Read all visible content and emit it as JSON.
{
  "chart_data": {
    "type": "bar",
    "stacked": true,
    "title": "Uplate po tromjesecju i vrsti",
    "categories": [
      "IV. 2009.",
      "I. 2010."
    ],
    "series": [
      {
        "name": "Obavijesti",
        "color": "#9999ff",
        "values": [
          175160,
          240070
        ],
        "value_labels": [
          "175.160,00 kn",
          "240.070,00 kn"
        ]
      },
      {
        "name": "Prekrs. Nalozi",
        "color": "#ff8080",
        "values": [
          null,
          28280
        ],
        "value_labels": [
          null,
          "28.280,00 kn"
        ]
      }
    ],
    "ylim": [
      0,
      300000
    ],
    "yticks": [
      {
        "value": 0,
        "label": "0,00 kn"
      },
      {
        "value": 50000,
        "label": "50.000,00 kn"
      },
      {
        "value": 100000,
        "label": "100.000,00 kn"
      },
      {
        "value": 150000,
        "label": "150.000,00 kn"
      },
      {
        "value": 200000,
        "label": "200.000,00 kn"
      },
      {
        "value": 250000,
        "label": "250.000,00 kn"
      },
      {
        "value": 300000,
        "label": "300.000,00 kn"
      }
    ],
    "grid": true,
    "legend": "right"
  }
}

- - -

**Exercise goal**:
From the data above, extract every line in its exact form.

**Finished exercise**:
Read all visible content and emit it as JSON.
{
  "chart_data": {
    "type": "bar",
    "stacked": true,
    "title": "Uplate po tromjesecju i vrsti",
    "categories": [
      "IV. 2009.",
      "I. 2010."
    ],
    "series": [
      {
        "name": "Obavijesti",
        "color": "#9999ff",
        "values": [
          175160,
          240070
        ],
        "value_labels": [
          "175.160,00 kn",
          "240.070,00 kn"
        ]
      },
      {
        "name": "Prekrs. Nalozi",
        "color": "#ff8080",
        "values": [
          null,
          28280
        ],
        "value_labels": [
          null,
          "28.280,00 kn"
        ]
      }
    ],
    "ylim": [
      0,
      300000
    ],
    "yticks": [
      {
        "value": 0,
        "label": "0,00 kn"
      },
      {
        "value": 50000,
        "label": "50.000,00 kn"
      },
      {
        "value": 100000,
        "label": "100.000,00 kn"
      },
      {
        "value": 150000,
        "label": "150.000,00 kn"
      },
      {
        "value": 200000,
        "label": "200.000,00 kn"
      },
      {
        "value": 250000,
        "label": "250.000,00 kn"
      },
      {
        "value": 300000,
        "label": "300.000,00 kn"
      }
    ],
    "grid": true,
    "legend": "right"
  }
}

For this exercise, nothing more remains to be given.